» RECORD EXTRACTS:
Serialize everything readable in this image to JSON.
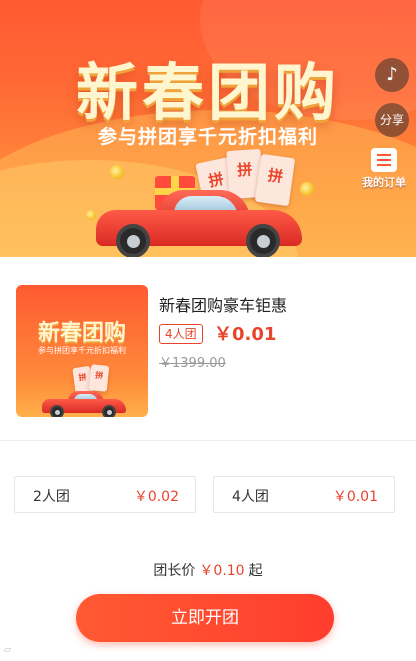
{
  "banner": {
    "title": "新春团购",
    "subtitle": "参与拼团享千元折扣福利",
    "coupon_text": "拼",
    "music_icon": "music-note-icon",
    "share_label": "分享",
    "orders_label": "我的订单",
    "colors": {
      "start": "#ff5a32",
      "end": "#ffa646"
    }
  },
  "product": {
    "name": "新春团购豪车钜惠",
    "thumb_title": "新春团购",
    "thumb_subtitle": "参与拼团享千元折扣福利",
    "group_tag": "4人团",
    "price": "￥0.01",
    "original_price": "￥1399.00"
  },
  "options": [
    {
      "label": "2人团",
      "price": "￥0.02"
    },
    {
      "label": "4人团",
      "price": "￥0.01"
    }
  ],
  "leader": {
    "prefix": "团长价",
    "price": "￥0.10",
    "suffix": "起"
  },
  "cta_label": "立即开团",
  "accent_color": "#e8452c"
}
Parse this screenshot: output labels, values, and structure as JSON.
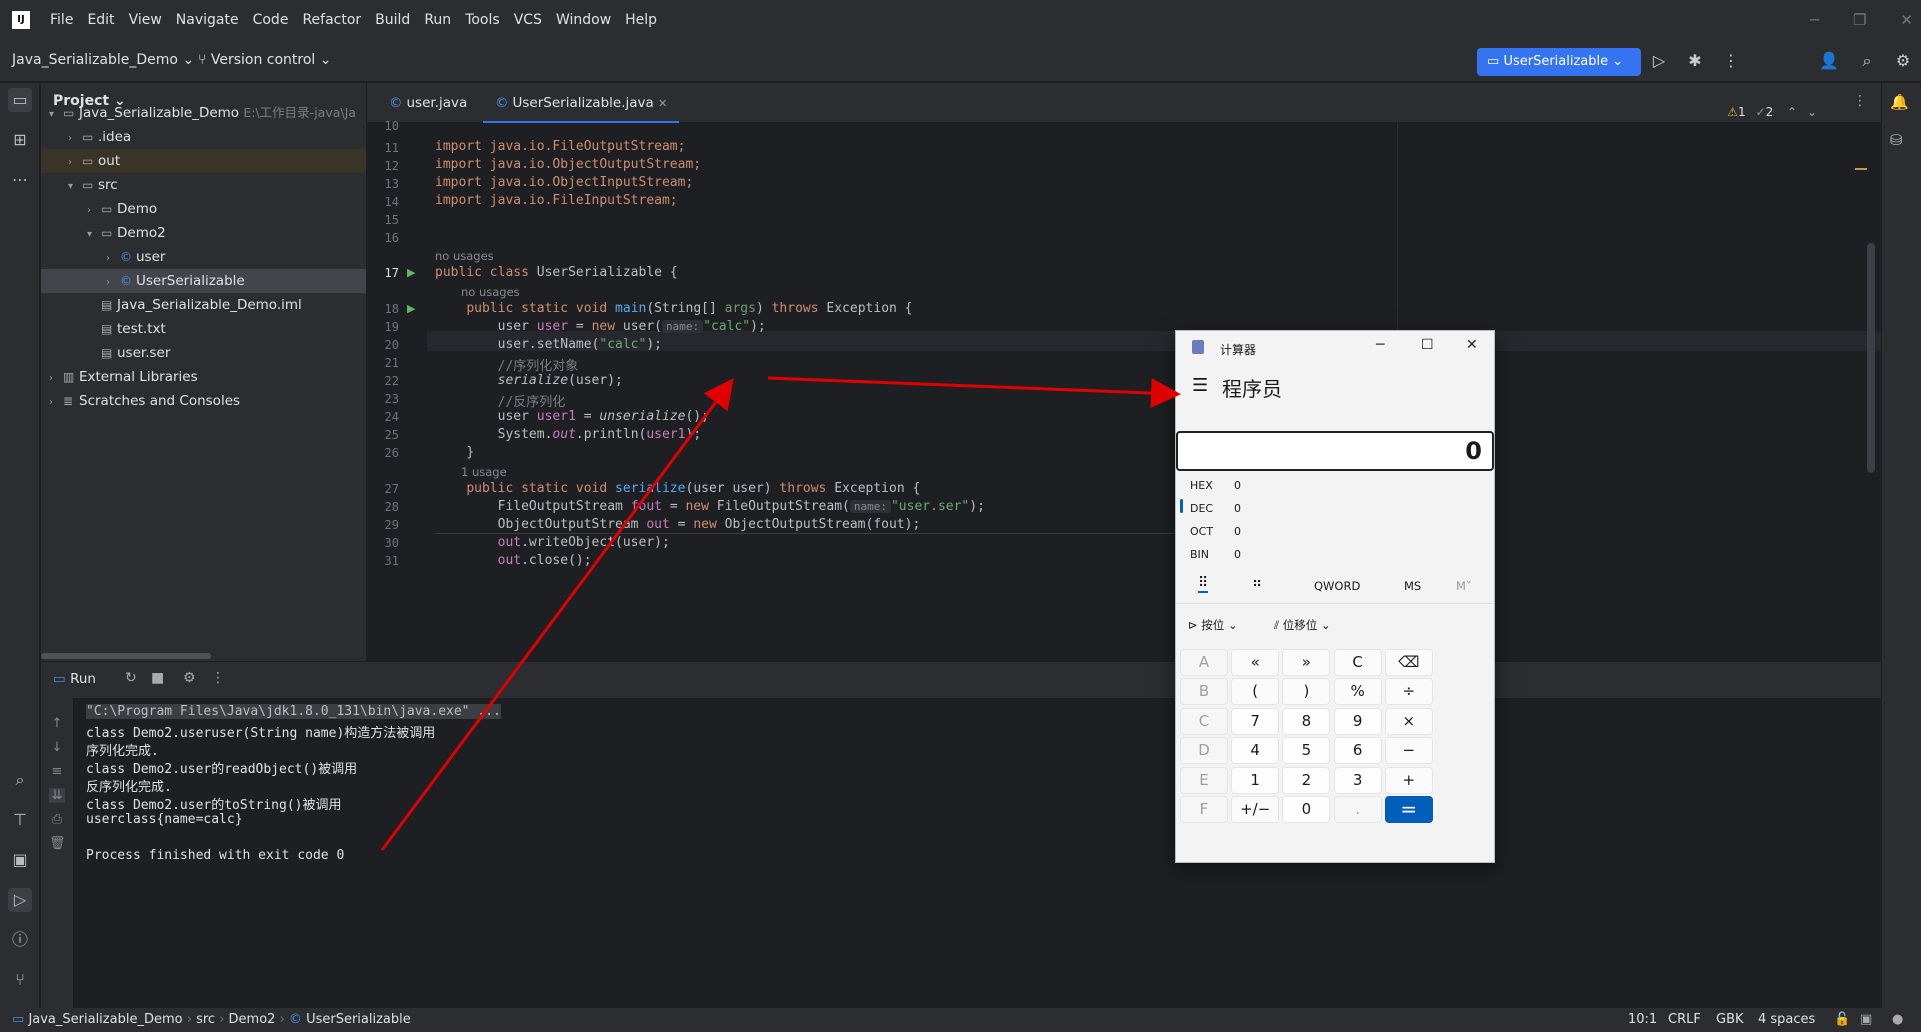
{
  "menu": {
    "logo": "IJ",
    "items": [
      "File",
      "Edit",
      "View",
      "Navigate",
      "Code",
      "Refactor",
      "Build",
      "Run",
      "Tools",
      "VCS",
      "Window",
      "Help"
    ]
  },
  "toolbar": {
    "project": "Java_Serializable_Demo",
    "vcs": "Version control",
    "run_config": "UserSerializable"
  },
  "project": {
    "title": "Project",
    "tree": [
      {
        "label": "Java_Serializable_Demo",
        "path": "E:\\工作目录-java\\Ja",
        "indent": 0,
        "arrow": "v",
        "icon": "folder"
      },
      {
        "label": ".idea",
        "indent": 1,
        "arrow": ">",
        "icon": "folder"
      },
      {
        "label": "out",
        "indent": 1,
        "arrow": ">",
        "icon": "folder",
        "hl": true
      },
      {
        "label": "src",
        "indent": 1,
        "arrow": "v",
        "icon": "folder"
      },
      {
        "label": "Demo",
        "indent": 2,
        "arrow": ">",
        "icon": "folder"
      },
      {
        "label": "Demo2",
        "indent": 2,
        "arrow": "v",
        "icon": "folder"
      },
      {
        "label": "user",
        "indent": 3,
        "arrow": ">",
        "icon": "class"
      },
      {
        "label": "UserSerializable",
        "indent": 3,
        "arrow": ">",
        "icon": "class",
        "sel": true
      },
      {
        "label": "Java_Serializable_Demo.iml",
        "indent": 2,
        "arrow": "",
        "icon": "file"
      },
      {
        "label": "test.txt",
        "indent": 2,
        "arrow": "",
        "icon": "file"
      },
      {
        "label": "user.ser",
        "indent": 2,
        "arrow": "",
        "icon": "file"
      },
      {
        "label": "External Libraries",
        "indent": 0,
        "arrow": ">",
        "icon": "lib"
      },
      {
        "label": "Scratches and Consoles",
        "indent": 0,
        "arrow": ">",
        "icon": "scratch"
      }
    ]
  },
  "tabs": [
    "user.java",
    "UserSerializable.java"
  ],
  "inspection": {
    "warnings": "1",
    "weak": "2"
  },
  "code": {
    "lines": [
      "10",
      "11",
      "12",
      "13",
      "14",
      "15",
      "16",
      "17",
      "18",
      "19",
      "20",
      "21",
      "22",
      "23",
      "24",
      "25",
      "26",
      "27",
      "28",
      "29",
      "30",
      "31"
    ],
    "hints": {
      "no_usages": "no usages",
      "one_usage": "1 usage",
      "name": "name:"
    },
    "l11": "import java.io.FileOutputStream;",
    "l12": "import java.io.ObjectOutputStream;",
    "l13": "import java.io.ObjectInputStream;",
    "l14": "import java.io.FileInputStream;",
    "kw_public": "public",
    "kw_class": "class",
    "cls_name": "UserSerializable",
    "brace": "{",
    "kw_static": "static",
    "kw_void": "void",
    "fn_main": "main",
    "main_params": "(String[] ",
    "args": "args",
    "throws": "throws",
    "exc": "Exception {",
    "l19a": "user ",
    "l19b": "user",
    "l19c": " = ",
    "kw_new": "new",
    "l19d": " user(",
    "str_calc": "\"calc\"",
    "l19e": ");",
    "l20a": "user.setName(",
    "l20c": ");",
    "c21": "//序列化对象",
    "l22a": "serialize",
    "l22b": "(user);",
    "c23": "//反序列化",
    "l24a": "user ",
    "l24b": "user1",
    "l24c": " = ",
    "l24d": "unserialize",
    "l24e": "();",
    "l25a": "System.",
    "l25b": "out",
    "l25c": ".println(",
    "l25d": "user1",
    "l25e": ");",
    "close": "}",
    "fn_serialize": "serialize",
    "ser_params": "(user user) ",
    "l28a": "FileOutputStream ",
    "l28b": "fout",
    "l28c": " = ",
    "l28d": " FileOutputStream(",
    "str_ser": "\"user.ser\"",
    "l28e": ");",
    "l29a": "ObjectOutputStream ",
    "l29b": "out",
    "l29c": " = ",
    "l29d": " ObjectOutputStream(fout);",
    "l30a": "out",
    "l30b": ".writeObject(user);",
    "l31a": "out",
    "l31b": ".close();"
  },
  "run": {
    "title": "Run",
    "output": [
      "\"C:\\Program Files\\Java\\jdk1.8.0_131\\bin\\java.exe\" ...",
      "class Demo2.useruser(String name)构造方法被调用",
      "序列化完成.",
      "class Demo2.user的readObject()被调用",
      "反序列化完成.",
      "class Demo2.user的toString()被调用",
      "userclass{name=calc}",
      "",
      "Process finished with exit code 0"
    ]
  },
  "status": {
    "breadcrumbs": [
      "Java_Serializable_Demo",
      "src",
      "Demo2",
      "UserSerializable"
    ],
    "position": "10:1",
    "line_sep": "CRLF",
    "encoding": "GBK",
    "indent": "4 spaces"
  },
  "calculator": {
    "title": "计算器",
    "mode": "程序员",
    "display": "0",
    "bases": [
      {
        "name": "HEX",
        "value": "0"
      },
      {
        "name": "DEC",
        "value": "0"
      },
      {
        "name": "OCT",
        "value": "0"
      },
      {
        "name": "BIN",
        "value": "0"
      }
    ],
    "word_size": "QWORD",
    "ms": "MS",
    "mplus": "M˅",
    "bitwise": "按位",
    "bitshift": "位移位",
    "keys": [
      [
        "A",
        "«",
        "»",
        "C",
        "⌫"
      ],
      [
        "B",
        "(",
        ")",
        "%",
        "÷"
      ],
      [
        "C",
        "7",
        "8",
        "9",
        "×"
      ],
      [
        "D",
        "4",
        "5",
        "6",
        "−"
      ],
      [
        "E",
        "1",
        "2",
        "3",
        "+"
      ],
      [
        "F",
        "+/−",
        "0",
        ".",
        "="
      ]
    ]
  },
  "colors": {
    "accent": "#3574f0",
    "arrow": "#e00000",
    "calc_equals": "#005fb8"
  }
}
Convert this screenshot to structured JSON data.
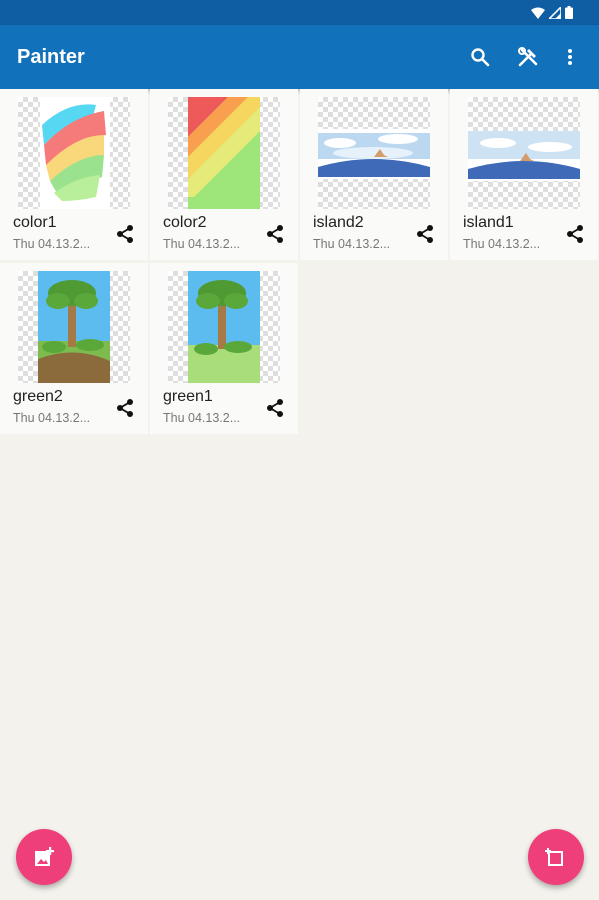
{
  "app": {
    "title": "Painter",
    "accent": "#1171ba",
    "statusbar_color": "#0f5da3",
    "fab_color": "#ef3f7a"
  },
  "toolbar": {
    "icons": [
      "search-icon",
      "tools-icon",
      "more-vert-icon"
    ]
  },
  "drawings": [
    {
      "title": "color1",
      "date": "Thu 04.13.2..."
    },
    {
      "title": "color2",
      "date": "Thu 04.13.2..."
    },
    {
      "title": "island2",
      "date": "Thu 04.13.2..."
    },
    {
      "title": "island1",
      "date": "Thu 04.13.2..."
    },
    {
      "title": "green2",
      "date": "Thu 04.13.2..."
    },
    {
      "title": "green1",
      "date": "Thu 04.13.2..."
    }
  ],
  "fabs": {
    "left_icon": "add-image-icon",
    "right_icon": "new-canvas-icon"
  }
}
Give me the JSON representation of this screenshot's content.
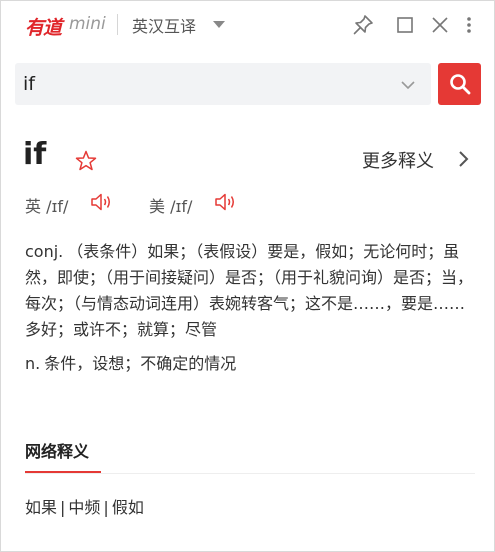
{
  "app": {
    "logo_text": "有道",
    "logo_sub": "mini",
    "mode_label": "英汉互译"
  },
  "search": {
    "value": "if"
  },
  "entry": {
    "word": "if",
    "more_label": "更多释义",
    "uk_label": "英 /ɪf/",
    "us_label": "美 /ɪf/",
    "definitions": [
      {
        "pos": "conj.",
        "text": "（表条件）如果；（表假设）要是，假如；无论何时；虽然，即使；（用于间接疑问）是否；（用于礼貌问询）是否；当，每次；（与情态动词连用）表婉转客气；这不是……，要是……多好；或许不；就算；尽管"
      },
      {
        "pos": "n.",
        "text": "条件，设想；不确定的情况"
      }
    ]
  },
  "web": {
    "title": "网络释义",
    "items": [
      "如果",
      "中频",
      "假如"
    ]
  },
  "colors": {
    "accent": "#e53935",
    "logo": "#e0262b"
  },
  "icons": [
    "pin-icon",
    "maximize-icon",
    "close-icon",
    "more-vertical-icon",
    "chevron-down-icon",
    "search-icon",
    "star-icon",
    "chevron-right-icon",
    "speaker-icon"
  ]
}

» TASK GOAL: The lines to be extracted begin at the line containing "Give me the" and continue through the final line of the material above, both ends included. Reproduce them exactly, without the pictures.

» TASK RESPONSE:
Give me the JSON representation of this screenshot's content.
{
  "app": {
    "logo_text": "有道",
    "logo_sub": "mini",
    "mode_label": "英汉互译"
  },
  "search": {
    "value": "if"
  },
  "entry": {
    "word": "if",
    "more_label": "更多释义",
    "uk_label": "英 /ɪf/",
    "us_label": "美 /ɪf/",
    "definitions": [
      {
        "pos": "conj.",
        "text": "（表条件）如果；（表假设）要是，假如；无论何时；虽然，即使；（用于间接疑问）是否；（用于礼貌问询）是否；当，每次；（与情态动词连用）表婉转客气；这不是……，要是……多好；或许不；就算；尽管"
      },
      {
        "pos": "n.",
        "text": "条件，设想；不确定的情况"
      }
    ]
  },
  "web": {
    "title": "网络释义",
    "items": [
      "如果",
      "中频",
      "假如"
    ]
  },
  "colors": {
    "accent": "#e53935",
    "logo": "#e0262b"
  },
  "icons": [
    "pin-icon",
    "maximize-icon",
    "close-icon",
    "more-vertical-icon",
    "chevron-down-icon",
    "search-icon",
    "star-icon",
    "chevron-right-icon",
    "speaker-icon"
  ]
}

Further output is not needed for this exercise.